─── Itens extraídos

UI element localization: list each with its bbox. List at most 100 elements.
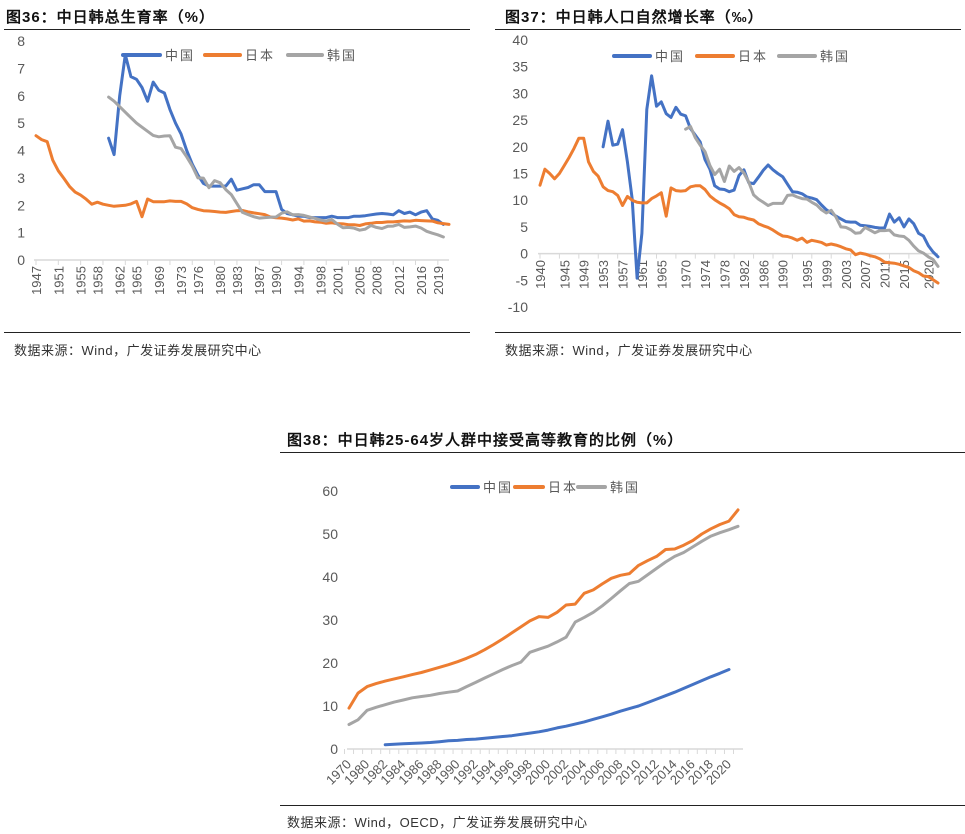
x-tick-label: 1974 (698, 260, 713, 289)
chart36-source-rule (4, 332, 470, 333)
legend-label: 日本 (245, 48, 275, 63)
x-tick-label: 2003 (839, 260, 854, 289)
chart-37: -10 -5 0 5 10 15 20 25 30 35 40 1940 1945 1949 1953 195… (508, 32, 940, 315)
x-tick-label: 1970 (679, 260, 694, 289)
chart37-title: 图37：中日韩人口自然增长率（‰） (505, 9, 764, 26)
x-tick-label: 1958 (90, 266, 105, 295)
chart37-title-rule (495, 29, 961, 30)
legend-item-japan: 日本 (695, 49, 768, 64)
series-line-japan (538, 136, 940, 285)
x-tick-label: 1990 (269, 266, 284, 295)
y-tick-label: 40 (322, 569, 338, 585)
x-tick-label: 2019 (431, 266, 446, 295)
chart37-source-rule (495, 332, 961, 333)
y-tick-label: 15 (512, 166, 528, 182)
chart36-source: 数据来源：Wind，广发证券发展研究中心 (14, 343, 262, 358)
chart38-source-rule (280, 805, 965, 806)
series-line-korea (107, 95, 445, 239)
y-tick-label: 7 (17, 60, 25, 76)
chart36-title: 图36：中日韩总生育率（%） (6, 9, 216, 26)
series-line-korea (684, 125, 940, 268)
y-tick-label: 30 (322, 612, 338, 628)
y-tick-label: 4 (17, 143, 25, 159)
legend-item-japan: 日本 (513, 480, 578, 495)
x-tick-label: 1957 (616, 260, 631, 289)
x-tick-label: 1976 (191, 266, 206, 295)
series-line-japan (347, 508, 740, 710)
x-tick-label: 1947 (29, 266, 44, 295)
x-tick-label: 2011 (878, 260, 893, 288)
x-tick-label: 1986 (756, 260, 771, 289)
series-line-china (107, 53, 445, 226)
x-tick-label: 1999 (819, 260, 834, 289)
legend-label: 韩国 (327, 48, 357, 63)
x-tick-label: 1951 (51, 266, 66, 295)
x-tick-label: 1973 (174, 266, 189, 295)
y-tick-label: 20 (512, 139, 528, 155)
chart38-title: 图38：中日韩25-64岁人群中接受高等教育的比例（%） (287, 432, 684, 449)
chart-36: 0 1 2 3 4 5 6 7 8 1947 1951 1955 1958 1962 1965 1969 197… (17, 33, 451, 295)
legend-label: 韩国 (820, 49, 850, 64)
y-tick-label: 0 (520, 246, 528, 262)
chart36-title-rule (4, 29, 470, 30)
y-tick-label: 2 (17, 197, 25, 213)
x-tick-label: 1945 (557, 260, 572, 289)
y-tick-label: 10 (322, 698, 338, 714)
x-tick-label: 2020 (921, 260, 936, 289)
x-tick-label: 2005 (353, 266, 368, 295)
y-tick-label: 3 (17, 170, 25, 186)
x-tick-label: 1965 (129, 266, 144, 295)
legend-item-korea: 韩国 (576, 480, 640, 495)
y-tick-label: 10 (512, 192, 528, 208)
y-tick-label: 30 (512, 85, 528, 101)
x-tick-label: 1982 (737, 260, 752, 289)
y-tick-label: 5 (17, 115, 25, 131)
legend-label: 中国 (655, 49, 685, 64)
x-tick-label: 1969 (152, 266, 167, 295)
y-tick-label: 25 (512, 112, 528, 128)
x-tick-label: 1994 (291, 266, 306, 295)
series-line-korea (347, 524, 740, 726)
legend-item-korea: 韩国 (286, 48, 357, 63)
chart38-title-rule (280, 452, 965, 453)
y-tick-label: -5 (516, 272, 529, 288)
x-tick-label: 1998 (314, 266, 329, 295)
y-tick-label: 40 (512, 32, 528, 48)
x-tick-label: 1987 (252, 266, 267, 295)
series-line-china (601, 74, 940, 280)
y-tick-label: 60 (322, 483, 338, 499)
legend-item-japan: 日本 (203, 48, 275, 63)
series-line-china (383, 668, 731, 747)
x-tick-label: 1953 (596, 260, 611, 289)
x-tick-label: 2012 (392, 266, 407, 295)
x-tick-label: 1978 (717, 260, 732, 289)
legend-item-china: 中国 (450, 480, 513, 495)
x-tick-label: 1995 (800, 260, 815, 289)
x-tick-label: 1990 (776, 260, 791, 289)
y-tick-label: 50 (322, 526, 338, 542)
x-tick-label: 1965 (654, 260, 669, 289)
legend-label: 中国 (165, 48, 195, 63)
y-tick-label: 5 (520, 219, 528, 235)
chart37-source: 数据来源：Wind，广发证券发展研究中心 (505, 343, 753, 358)
y-tick-label: 6 (17, 88, 25, 104)
x-tick-label: 1962 (113, 266, 128, 295)
legend-label: 中国 (483, 480, 513, 495)
y-tick-label: 1 (17, 225, 25, 241)
chart38-source: 数据来源：Wind，OECD，广发证券发展研究中心 (287, 815, 588, 830)
legend-label: 韩国 (610, 480, 640, 495)
x-tick-label: 1980 (213, 266, 228, 295)
x-tick-label: 2007 (858, 260, 873, 289)
legend-label: 日本 (548, 480, 578, 495)
y-tick-label: 35 (512, 59, 528, 75)
x-tick-label: 2016 (414, 266, 429, 295)
legend-item-korea: 韩国 (777, 49, 850, 64)
x-tick-label: 1940 (533, 260, 548, 289)
y-tick-label: 8 (17, 33, 25, 49)
y-tick-label: 0 (330, 741, 338, 757)
x-tick-label: 1983 (230, 266, 245, 295)
legend-label: 日本 (738, 49, 768, 64)
x-tick-label: 1955 (74, 266, 89, 295)
x-tick-label: 2001 (330, 266, 345, 295)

──────

→ Objetivo do exercício:
Repita, sem nenhuma alteração, as linhas de todos os itens acima. Deixe as imagens de fora da resposta.

→ Resposta escrita:
UI element localization: list each with its bbox. List at most 100 elements.
x-tick-label: 1974 (698, 260, 713, 289)
chart36-source-rule (4, 332, 470, 333)
legend-label: 日本 (245, 48, 275, 63)
x-tick-label: 2003 (839, 260, 854, 289)
chart-37: -10 -5 0 5 10 15 20 25 30 35 40 1940 1945 1949 1953 195… (508, 32, 940, 315)
x-tick-label: 1970 (679, 260, 694, 289)
chart37-title: 图37：中日韩人口自然增长率（‰） (505, 9, 764, 26)
x-tick-label: 1958 (90, 266, 105, 295)
chart37-title-rule (495, 29, 961, 30)
legend-item-japan: 日本 (695, 49, 768, 64)
series-line-japan (538, 136, 940, 285)
x-tick-label: 1990 (269, 266, 284, 295)
y-tick-label: 40 (322, 569, 338, 585)
x-tick-label: 2019 (431, 266, 446, 295)
chart37-source-rule (495, 332, 961, 333)
y-tick-label: 15 (512, 166, 528, 182)
chart36-source: 数据来源：Wind，广发证券发展研究中心 (14, 343, 262, 358)
chart38-source-rule (280, 805, 965, 806)
series-line-korea (107, 95, 445, 239)
y-tick-label: 7 (17, 60, 25, 76)
chart36-title: 图36：中日韩总生育率（%） (6, 9, 216, 26)
series-line-korea (684, 125, 940, 268)
y-tick-label: 30 (322, 612, 338, 628)
y-tick-label: 4 (17, 143, 25, 159)
legend-item-japan: 日本 (513, 480, 578, 495)
x-tick-label: 1957 (616, 260, 631, 289)
x-tick-label: 1976 (191, 266, 206, 295)
series-line-japan (347, 508, 740, 710)
x-tick-label: 1947 (29, 266, 44, 295)
x-tick-label: 2011 (878, 260, 893, 288)
x-tick-label: 1986 (756, 260, 771, 289)
series-line-china (107, 53, 445, 226)
x-tick-label: 1999 (819, 260, 834, 289)
legend-label: 韩国 (327, 48, 357, 63)
x-tick-label: 1951 (51, 266, 66, 295)
x-tick-label: 1973 (174, 266, 189, 295)
y-tick-label: 20 (512, 139, 528, 155)
chart38-title: 图38：中日韩25-64岁人群中接受高等教育的比例（%） (287, 432, 684, 449)
chart-36: 0 1 2 3 4 5 6 7 8 1947 1951 1955 1958 1962 1965 1969 197… (17, 33, 451, 295)
legend-label: 韩国 (820, 49, 850, 64)
y-tick-label: 0 (520, 246, 528, 262)
chart36-title-rule (4, 29, 470, 30)
y-tick-label: 2 (17, 197, 25, 213)
x-tick-label: 1945 (557, 260, 572, 289)
y-tick-label: 10 (322, 698, 338, 714)
x-tick-label: 2020 (921, 260, 936, 289)
x-tick-label: 2005 (353, 266, 368, 295)
y-tick-label: 3 (17, 170, 25, 186)
x-tick-label: 1965 (129, 266, 144, 295)
legend-item-korea: 韩国 (576, 480, 640, 495)
y-tick-label: 10 (512, 192, 528, 208)
y-tick-label: 30 (512, 85, 528, 101)
x-tick-label: 1982 (737, 260, 752, 289)
y-tick-label: 5 (17, 115, 25, 131)
legend-label: 中国 (655, 49, 685, 64)
x-tick-label: 1969 (152, 266, 167, 295)
y-tick-label: 25 (512, 112, 528, 128)
x-tick-label: 1994 (291, 266, 306, 295)
series-line-korea (347, 524, 740, 726)
legend-item-korea: 韩国 (286, 48, 357, 63)
chart38-title-rule (280, 452, 965, 453)
y-tick-label: -5 (516, 272, 529, 288)
x-tick-label: 1998 (314, 266, 329, 295)
y-tick-label: 40 (512, 32, 528, 48)
x-tick-label: 1987 (252, 266, 267, 295)
series-line-china (601, 74, 940, 280)
y-tick-label: 60 (322, 483, 338, 499)
legend-item-japan: 日本 (203, 48, 275, 63)
series-line-china (383, 668, 731, 747)
x-tick-label: 1953 (596, 260, 611, 289)
x-tick-label: 2012 (392, 266, 407, 295)
x-tick-label: 1978 (717, 260, 732, 289)
legend-item-china: 中国 (450, 480, 513, 495)
x-tick-label: 1995 (800, 260, 815, 289)
x-tick-label: 1990 (776, 260, 791, 289)
y-tick-label: 50 (322, 526, 338, 542)
x-tick-label: 1965 (654, 260, 669, 289)
legend-label: 中国 (165, 48, 195, 63)
y-tick-label: 5 (520, 219, 528, 235)
chart37-source: 数据来源：Wind，广发证券发展研究中心 (505, 343, 753, 358)
y-tick-label: 6 (17, 88, 25, 104)
x-tick-label: 1962 (113, 266, 128, 295)
legend-label: 中国 (483, 480, 513, 495)
y-tick-label: 1 (17, 225, 25, 241)
chart38-source: 数据来源：Wind，OECD，广发证券发展研究中心 (287, 815, 588, 830)
legend-label: 韩国 (610, 480, 640, 495)
x-tick-label: 1980 (213, 266, 228, 295)
x-tick-label: 2007 (858, 260, 873, 289)
legend-label: 日本 (548, 480, 578, 495)
y-tick-label: 35 (512, 59, 528, 75)
x-tick-label: 2016 (414, 266, 429, 295)
legend-item-korea: 韩国 (777, 49, 850, 64)
x-tick-label: 1940 (533, 260, 548, 289)
y-tick-label: 8 (17, 33, 25, 49)
y-tick-label: 0 (330, 741, 338, 757)
x-tick-label: 1983 (230, 266, 245, 295)
legend-label: 日本 (738, 49, 768, 64)
x-tick-label: 1955 (74, 266, 89, 295)
x-tick-label: 2001 (330, 266, 345, 295)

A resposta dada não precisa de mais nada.